### Source records
######

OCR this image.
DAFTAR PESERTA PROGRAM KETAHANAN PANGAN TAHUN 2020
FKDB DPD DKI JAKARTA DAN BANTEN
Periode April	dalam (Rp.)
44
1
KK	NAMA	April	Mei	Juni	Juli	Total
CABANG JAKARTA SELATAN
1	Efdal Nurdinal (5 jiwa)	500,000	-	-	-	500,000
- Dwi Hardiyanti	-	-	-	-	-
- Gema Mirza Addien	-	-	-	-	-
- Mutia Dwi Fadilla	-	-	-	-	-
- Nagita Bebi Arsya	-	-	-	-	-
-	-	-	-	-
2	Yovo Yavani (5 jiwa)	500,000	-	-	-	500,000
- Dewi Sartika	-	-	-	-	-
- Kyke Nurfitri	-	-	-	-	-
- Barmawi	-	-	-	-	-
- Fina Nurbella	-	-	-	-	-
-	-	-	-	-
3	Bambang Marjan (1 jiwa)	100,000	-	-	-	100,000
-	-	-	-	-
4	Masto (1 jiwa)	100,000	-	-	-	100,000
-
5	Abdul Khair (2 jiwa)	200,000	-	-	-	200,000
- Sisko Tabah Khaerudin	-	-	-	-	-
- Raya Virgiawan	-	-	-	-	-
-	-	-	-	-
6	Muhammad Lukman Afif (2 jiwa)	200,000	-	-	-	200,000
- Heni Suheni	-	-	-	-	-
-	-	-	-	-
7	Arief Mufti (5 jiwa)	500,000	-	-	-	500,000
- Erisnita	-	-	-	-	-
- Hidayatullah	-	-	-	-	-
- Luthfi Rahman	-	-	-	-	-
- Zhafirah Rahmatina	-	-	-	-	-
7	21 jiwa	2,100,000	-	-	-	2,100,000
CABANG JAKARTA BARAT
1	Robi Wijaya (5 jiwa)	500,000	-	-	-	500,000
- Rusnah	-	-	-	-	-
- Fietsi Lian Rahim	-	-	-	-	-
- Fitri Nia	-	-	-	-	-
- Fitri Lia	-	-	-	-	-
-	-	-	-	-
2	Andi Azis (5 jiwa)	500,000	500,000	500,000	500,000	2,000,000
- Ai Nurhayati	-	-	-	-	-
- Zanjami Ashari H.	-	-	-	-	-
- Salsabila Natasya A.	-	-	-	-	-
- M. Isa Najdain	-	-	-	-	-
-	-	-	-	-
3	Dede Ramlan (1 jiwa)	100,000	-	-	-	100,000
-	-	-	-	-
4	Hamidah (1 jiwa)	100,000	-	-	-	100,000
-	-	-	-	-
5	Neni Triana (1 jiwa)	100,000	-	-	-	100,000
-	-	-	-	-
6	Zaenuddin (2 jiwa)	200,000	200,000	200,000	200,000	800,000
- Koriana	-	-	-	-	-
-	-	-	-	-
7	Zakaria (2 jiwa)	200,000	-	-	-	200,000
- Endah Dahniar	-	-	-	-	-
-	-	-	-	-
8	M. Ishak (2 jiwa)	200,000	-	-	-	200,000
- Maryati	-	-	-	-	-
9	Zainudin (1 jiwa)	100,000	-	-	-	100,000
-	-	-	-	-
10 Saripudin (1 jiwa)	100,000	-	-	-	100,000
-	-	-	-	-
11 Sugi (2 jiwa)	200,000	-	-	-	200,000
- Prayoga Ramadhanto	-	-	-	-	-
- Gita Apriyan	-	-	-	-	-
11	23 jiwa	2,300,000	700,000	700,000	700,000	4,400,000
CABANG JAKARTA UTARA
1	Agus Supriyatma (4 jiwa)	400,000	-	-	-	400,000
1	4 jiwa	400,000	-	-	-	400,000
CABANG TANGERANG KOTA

######

### Aim of the exercise
Locate the lines above that contain "CABANG" and copy them.

### Task response
CABANG JAKARTA SELATAN
CABANG JAKARTA BARAT
CABANG JAKARTA UTARA
CABANG TANGERANG KOTA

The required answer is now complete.